---- Dataset records
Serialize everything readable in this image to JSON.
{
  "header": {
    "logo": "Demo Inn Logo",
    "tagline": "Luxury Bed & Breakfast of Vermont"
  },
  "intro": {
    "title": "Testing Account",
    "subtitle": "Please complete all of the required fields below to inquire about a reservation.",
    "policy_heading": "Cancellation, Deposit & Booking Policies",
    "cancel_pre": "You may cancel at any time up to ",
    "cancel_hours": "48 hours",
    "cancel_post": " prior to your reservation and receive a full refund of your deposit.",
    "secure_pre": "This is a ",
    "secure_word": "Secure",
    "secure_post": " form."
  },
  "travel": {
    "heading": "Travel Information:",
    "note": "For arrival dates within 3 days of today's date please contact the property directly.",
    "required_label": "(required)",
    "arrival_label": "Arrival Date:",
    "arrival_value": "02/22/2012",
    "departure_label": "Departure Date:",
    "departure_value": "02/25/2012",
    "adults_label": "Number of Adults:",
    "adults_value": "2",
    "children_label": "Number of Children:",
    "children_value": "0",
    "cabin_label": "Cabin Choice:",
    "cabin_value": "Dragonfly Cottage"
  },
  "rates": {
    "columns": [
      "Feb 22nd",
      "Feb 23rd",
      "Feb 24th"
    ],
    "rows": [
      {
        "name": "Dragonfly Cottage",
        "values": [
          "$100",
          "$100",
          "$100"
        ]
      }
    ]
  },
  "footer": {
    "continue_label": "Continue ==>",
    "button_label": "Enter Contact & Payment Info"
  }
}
--------
> **Prompt**: Restate each record exactly as written.

> **Exercise solution**:
Serialize everything readable in this image to JSON.
{
  "header": {
    "logo": "Demo Inn Logo",
    "tagline": "Luxury Bed & Breakfast of Vermont"
  },
  "intro": {
    "title": "Testing Account",
    "subtitle": "Please complete all of the required fields below to inquire about a reservation.",
    "policy_heading": "Cancellation, Deposit & Booking Policies",
    "cancel_pre": "You may cancel at any time up to ",
    "cancel_hours": "48 hours",
    "cancel_post": " prior to your reservation and receive a full refund of your deposit.",
    "secure_pre": "This is a ",
    "secure_word": "Secure",
    "secure_post": " form."
  },
  "travel": {
    "heading": "Travel Information:",
    "note": "For arrival dates within 3 days of today's date please contact the property directly.",
    "required_label": "(required)",
    "arrival_label": "Arrival Date:",
    "arrival_value": "02/22/2012",
    "departure_label": "Departure Date:",
    "departure_value": "02/25/2012",
    "adults_label": "Number of Adults:",
    "adults_value": "2",
    "children_label": "Number of Children:",
    "children_value": "0",
    "cabin_label": "Cabin Choice:",
    "cabin_value": "Dragonfly Cottage"
  },
  "rates": {
    "columns": [
      "Feb 22nd",
      "Feb 23rd",
      "Feb 24th"
    ],
    "rows": [
      {
        "name": "Dragonfly Cottage",
        "values": [
          "$100",
          "$100",
          "$100"
        ]
      }
    ]
  },
  "footer": {
    "continue_label": "Continue ==>",
    "button_label": "Enter Contact & Payment Info"
  }
}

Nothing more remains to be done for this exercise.